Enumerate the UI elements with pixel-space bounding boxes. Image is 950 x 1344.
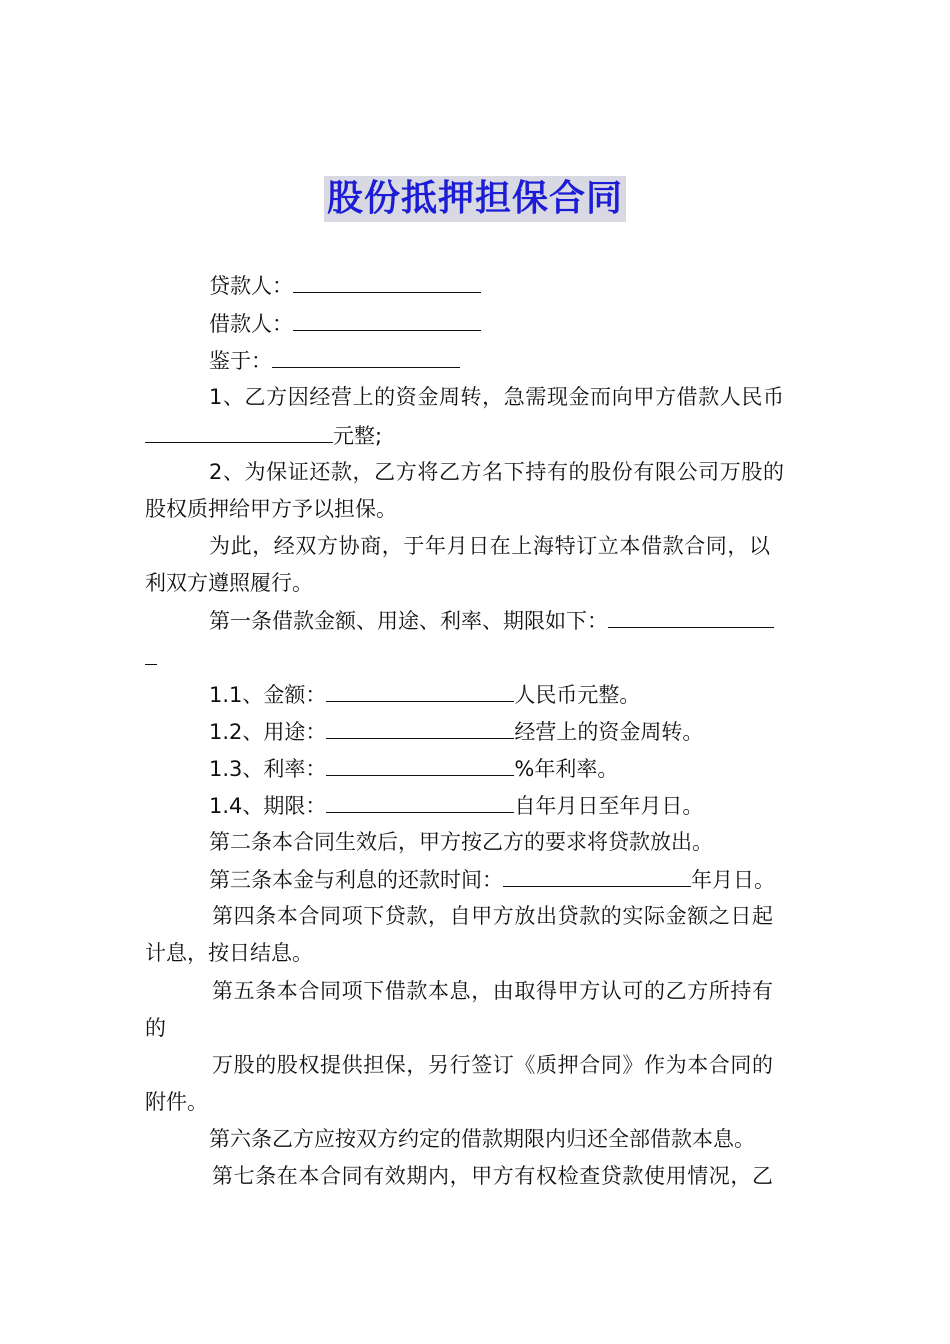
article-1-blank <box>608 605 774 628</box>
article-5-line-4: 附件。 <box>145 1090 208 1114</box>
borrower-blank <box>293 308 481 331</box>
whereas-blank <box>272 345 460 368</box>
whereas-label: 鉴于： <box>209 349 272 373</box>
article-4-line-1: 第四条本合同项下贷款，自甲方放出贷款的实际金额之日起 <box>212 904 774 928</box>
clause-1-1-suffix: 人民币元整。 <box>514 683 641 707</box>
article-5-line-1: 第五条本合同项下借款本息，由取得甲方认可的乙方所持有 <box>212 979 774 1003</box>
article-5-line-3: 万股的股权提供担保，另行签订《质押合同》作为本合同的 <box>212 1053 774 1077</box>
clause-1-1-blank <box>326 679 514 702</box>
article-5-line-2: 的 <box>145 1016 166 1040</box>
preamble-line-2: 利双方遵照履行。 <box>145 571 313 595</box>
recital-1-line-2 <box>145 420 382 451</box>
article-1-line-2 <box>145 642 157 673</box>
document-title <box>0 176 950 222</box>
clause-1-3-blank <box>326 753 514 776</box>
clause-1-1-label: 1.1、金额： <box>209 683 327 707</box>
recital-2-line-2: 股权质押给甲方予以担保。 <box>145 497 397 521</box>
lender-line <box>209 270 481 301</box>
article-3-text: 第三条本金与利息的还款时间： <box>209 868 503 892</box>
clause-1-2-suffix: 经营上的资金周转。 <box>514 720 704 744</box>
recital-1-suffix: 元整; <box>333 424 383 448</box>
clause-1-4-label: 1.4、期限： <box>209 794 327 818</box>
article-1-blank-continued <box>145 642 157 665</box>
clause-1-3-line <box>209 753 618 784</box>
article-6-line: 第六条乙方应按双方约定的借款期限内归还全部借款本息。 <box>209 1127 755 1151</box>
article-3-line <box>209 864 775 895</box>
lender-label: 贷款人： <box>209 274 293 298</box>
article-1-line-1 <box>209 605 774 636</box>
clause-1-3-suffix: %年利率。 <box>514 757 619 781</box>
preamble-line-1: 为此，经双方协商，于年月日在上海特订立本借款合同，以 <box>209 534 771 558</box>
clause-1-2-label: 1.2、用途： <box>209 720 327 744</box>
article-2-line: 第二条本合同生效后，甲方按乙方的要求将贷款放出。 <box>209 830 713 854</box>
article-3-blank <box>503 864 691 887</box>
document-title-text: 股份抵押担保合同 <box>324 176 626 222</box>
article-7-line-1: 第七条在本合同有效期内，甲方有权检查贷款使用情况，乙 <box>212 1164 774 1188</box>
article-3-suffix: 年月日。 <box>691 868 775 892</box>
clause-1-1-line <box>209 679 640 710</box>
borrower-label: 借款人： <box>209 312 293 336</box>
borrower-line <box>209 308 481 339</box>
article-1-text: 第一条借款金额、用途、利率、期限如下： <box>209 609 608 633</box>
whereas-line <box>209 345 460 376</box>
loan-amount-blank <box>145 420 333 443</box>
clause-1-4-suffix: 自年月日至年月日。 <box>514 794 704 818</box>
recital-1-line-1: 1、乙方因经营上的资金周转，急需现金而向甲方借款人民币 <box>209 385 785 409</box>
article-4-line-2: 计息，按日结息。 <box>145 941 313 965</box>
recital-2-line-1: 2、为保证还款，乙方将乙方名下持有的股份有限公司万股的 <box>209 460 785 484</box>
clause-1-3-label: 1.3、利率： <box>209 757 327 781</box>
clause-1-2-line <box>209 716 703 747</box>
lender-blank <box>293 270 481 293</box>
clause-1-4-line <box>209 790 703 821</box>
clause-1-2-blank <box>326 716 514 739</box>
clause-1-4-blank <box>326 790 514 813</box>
--
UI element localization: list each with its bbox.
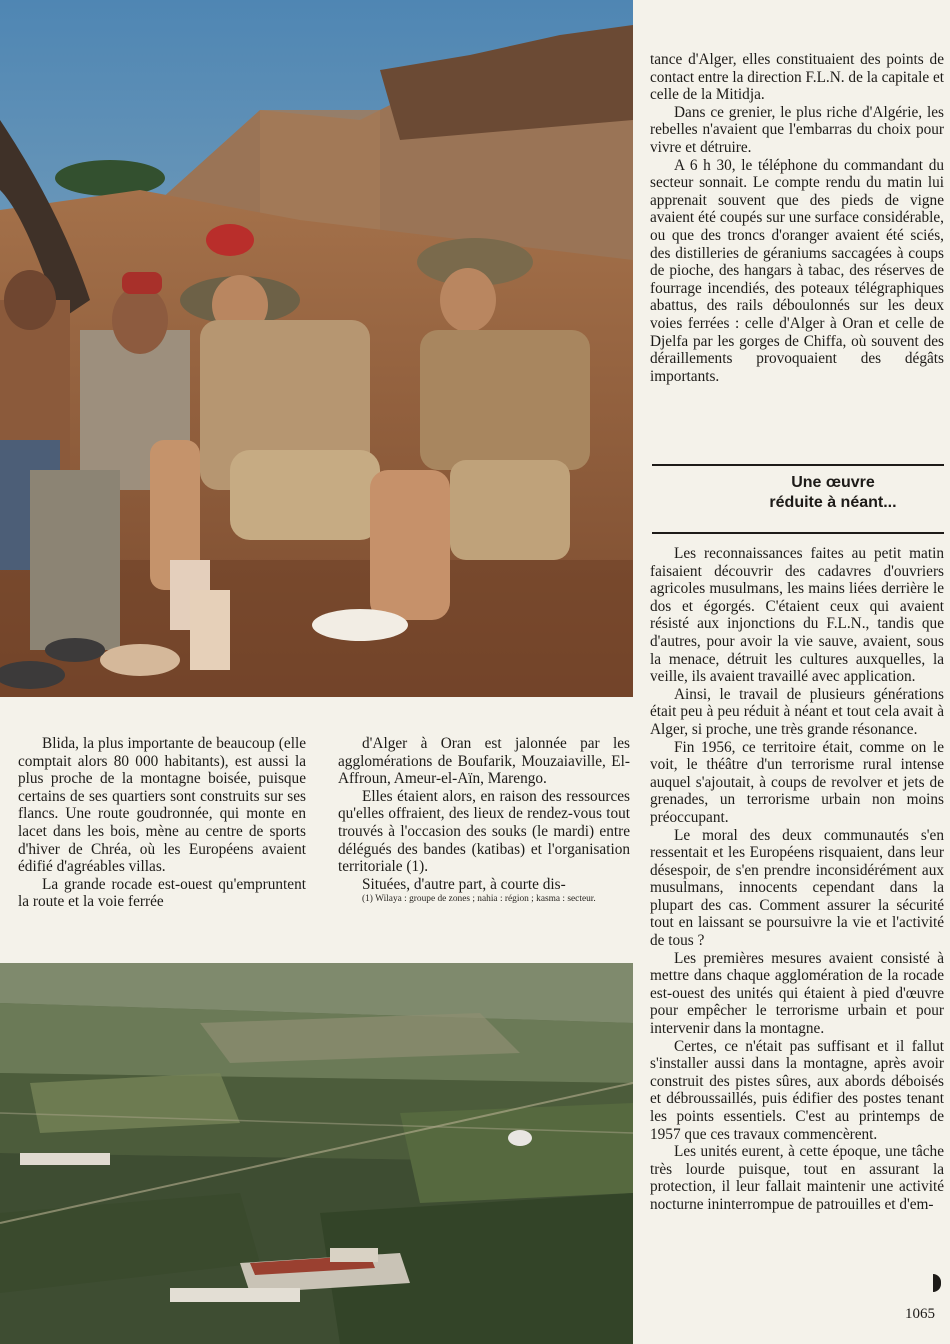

» **What you have to do**: Lay out the lines from the line with "Enumerate the UI" up to and including the line with "article-5-line-1: 第五条本合同项下借款本息，由取得甲方认可的乙方所持有 <box>212" as a Markdown table with the columns Number and Text, one line per table row. Skip blank lines and leave the pictures out.

» **Response to this task**:
| Number | Text |
|---|---|
| 1 | Enumerate the UI elements with pixel-space bounding boxes. Image is 950 x 1344. |
| 2 | article-1-blank <box>608 605 774 628</box> |
| 3 | article-5-line-4: 附件。 <box>145 1090 208 1114</box> |
| 4 | borrower-blank <box>293 308 481 331</box> |
| 5 | whereas-blank <box>272 345 460 368</box> |
| 6 | whereas-label: 鉴于： <box>209 349 272 373</box> |
| 7 | article-4-line-1: 第四条本合同项下贷款，自甲方放出贷款的实际金额之日起 <box>212 904 774 928</box> |
| 8 | clause-1-1-suffix: 人民币元整。 <box>514 683 641 707</box> |
| 9 | article-5-line-1: 第五条本合同项下借款本息，由取得甲方认可的乙方所持有 <box>212 979 774 1003</box> |